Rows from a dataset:
[BEGIN]

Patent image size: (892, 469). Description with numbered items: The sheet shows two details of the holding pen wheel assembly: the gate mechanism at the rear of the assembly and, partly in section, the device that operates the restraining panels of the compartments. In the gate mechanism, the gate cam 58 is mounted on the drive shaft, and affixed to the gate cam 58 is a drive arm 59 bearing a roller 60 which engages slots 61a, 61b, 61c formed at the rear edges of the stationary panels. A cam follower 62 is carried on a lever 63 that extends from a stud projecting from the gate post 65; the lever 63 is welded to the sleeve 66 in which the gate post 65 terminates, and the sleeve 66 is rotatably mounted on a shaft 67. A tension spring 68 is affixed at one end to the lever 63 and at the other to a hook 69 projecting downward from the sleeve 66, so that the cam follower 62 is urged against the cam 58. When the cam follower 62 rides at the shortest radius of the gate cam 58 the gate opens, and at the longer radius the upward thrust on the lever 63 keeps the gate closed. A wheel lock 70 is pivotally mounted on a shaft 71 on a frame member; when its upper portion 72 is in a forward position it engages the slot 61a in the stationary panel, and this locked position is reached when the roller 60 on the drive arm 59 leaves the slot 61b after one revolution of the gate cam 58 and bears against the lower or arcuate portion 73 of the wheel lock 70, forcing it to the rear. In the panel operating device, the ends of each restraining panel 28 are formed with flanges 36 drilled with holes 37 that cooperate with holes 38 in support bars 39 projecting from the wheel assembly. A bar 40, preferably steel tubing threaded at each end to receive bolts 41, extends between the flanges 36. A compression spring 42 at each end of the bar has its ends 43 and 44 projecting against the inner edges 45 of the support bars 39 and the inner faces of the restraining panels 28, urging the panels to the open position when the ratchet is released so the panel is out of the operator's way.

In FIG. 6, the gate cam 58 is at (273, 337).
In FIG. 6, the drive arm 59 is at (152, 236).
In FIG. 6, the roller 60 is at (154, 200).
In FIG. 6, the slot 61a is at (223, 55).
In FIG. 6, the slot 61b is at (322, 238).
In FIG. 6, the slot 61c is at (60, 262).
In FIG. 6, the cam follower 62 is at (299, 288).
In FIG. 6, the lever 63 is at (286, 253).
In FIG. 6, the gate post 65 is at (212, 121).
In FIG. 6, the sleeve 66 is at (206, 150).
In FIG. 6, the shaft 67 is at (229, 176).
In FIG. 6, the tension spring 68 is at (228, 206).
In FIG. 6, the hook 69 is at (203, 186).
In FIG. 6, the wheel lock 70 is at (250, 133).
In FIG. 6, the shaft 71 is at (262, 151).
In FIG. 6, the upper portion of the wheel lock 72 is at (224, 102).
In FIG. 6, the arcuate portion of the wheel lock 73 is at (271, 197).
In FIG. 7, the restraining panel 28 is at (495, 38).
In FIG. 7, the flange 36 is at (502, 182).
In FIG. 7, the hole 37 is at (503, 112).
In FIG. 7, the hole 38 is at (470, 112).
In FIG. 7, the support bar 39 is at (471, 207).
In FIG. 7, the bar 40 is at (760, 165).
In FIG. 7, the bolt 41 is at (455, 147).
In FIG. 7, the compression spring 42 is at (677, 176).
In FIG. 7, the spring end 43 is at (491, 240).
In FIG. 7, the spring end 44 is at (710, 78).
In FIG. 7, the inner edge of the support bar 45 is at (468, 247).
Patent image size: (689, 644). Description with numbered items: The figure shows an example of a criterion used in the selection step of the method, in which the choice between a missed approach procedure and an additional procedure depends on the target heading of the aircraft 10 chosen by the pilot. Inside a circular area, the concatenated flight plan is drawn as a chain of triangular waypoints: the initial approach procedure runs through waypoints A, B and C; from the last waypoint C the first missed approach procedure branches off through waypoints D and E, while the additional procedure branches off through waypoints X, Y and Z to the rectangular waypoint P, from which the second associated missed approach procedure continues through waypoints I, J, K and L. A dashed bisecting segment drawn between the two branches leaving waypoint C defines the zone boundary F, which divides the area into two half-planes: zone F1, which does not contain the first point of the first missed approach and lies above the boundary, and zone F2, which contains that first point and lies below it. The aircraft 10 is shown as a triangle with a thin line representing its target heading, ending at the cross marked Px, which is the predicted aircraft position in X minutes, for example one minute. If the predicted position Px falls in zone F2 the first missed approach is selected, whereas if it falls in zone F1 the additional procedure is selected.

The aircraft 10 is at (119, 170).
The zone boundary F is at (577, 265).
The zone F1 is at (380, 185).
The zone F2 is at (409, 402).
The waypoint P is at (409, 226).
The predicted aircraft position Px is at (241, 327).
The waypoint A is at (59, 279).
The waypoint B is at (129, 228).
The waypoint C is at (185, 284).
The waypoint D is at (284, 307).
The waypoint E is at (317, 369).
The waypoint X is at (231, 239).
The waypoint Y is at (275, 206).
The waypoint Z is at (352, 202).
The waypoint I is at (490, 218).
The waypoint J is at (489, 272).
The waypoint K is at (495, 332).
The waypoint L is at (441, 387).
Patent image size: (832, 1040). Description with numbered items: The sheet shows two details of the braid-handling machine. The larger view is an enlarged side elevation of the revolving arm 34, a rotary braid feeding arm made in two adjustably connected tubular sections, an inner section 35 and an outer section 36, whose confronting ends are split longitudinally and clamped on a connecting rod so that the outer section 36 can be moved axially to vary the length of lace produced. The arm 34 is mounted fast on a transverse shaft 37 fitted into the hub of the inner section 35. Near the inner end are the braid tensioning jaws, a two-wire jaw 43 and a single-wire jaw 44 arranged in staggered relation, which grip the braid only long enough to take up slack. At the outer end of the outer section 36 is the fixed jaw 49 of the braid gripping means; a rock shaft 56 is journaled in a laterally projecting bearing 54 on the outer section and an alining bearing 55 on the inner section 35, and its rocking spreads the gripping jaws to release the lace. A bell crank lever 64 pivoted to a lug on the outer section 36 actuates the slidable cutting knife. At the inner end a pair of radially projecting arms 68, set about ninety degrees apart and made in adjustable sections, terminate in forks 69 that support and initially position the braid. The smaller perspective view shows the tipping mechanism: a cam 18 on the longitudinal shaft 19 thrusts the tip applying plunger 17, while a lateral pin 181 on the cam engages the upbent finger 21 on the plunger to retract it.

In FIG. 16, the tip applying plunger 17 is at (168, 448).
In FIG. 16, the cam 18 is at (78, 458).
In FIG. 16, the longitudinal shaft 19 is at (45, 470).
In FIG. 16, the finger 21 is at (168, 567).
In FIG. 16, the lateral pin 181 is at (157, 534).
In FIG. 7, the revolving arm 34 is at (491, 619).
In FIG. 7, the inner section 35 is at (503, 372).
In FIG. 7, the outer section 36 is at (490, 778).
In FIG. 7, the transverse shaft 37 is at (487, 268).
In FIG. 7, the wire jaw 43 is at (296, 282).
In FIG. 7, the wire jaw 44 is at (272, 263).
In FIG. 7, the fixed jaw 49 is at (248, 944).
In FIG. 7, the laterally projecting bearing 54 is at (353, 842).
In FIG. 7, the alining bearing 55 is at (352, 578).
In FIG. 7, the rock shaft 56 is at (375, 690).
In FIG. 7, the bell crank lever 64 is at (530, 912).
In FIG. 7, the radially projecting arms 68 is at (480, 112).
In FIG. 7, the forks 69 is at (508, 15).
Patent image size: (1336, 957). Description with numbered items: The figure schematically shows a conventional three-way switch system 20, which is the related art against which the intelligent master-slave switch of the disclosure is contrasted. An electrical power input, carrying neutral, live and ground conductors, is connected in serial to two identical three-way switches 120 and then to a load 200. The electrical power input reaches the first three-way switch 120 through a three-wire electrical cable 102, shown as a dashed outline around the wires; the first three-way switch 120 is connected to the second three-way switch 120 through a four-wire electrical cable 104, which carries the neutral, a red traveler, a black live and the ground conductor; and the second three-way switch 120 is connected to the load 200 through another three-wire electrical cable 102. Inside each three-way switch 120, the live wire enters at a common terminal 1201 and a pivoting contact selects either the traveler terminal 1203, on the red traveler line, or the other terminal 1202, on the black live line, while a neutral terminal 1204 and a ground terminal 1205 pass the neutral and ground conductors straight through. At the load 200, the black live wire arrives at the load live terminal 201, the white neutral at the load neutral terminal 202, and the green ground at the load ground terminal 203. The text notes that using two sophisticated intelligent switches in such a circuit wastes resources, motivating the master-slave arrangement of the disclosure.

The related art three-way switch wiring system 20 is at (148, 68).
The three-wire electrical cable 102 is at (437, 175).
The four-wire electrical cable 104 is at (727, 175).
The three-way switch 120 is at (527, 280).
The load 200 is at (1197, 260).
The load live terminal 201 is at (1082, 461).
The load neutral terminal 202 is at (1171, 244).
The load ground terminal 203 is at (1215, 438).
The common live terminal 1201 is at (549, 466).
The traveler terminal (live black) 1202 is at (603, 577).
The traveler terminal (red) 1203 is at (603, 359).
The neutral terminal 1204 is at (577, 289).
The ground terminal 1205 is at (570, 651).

[END]

WRITTEN TASK: Please render the part that opens with the line containing "Patent image size: (689, 644)." and closes with the line containing "The waypoint K is at (495, 332)." as a Markdown table with the columns Number and Line. Number each line and leave out blank lines.

SOLVED EXERCISE:
| Number | Line |
|---|---|
| 1 | Patent image size: (689, 644). Description with numbered items: The figure shows an example of a criterion used in the selection step of the method, in which the choice between a missed approach procedure and an additional procedure depends on the target heading of the aircraft 10 chosen by the pilot. Inside a circular area, the concatenated flight plan is drawn as a chain of triangular waypoints: the initial approach procedure runs through waypoints A, B and C; from the last waypoint C the first missed approach procedure branches off through waypoints D and E, while the additional procedure branches off through waypoints X, Y and Z to the rectangular waypoint P, from which the second associated missed approach procedure continues through waypoints I, J, K and L. A dashed bisecting segment drawn between the two branches leaving waypoint C defines the zone boundary F, which divides the area into two half-planes: zone F1, which does not contain the first point of the first missed approach and lies above the boundary, and zone F2, which contains that first point and lies below it. The aircraft 10 is shown as a triangle with a thin line representing its target heading, ending at the cross marked Px, which is the predicted aircraft position in X minutes, for example one minute. If the predicted position Px falls in zone F2 the first missed approach is selected, whereas if it falls in zone F1 the additional procedure is selected. |
| 2 | The aircraft 10 is at (119, 170). |
| 3 | The zone boundary F is at (577, 265). |
| 4 | The zone F1 is at (380, 185). |
| 5 | The zone F2 is at (409, 402). |
| 6 | The waypoint P is at (409, 226). |
| 7 | The predicted aircraft position Px is at (241, 327). |
| 8 | The waypoint A is at (59, 279). |
| 9 | The waypoint B is at (129, 228). |
| 10 | The waypoint C is at (185, 284). |
| 11 | The waypoint D is at (284, 307). |
| 12 | The waypoint E is at (317, 369). |
| 13 | The waypoint X is at (231, 239). |
| 14 | The waypoint Y is at (275, 206). |
| 15 | The waypoint Z is at (352, 202). |
| 16 | The waypoint I is at (490, 218). |
| 17 | The waypoint J is at (489, 272). |
| 18 | The waypoint K is at (495, 332). |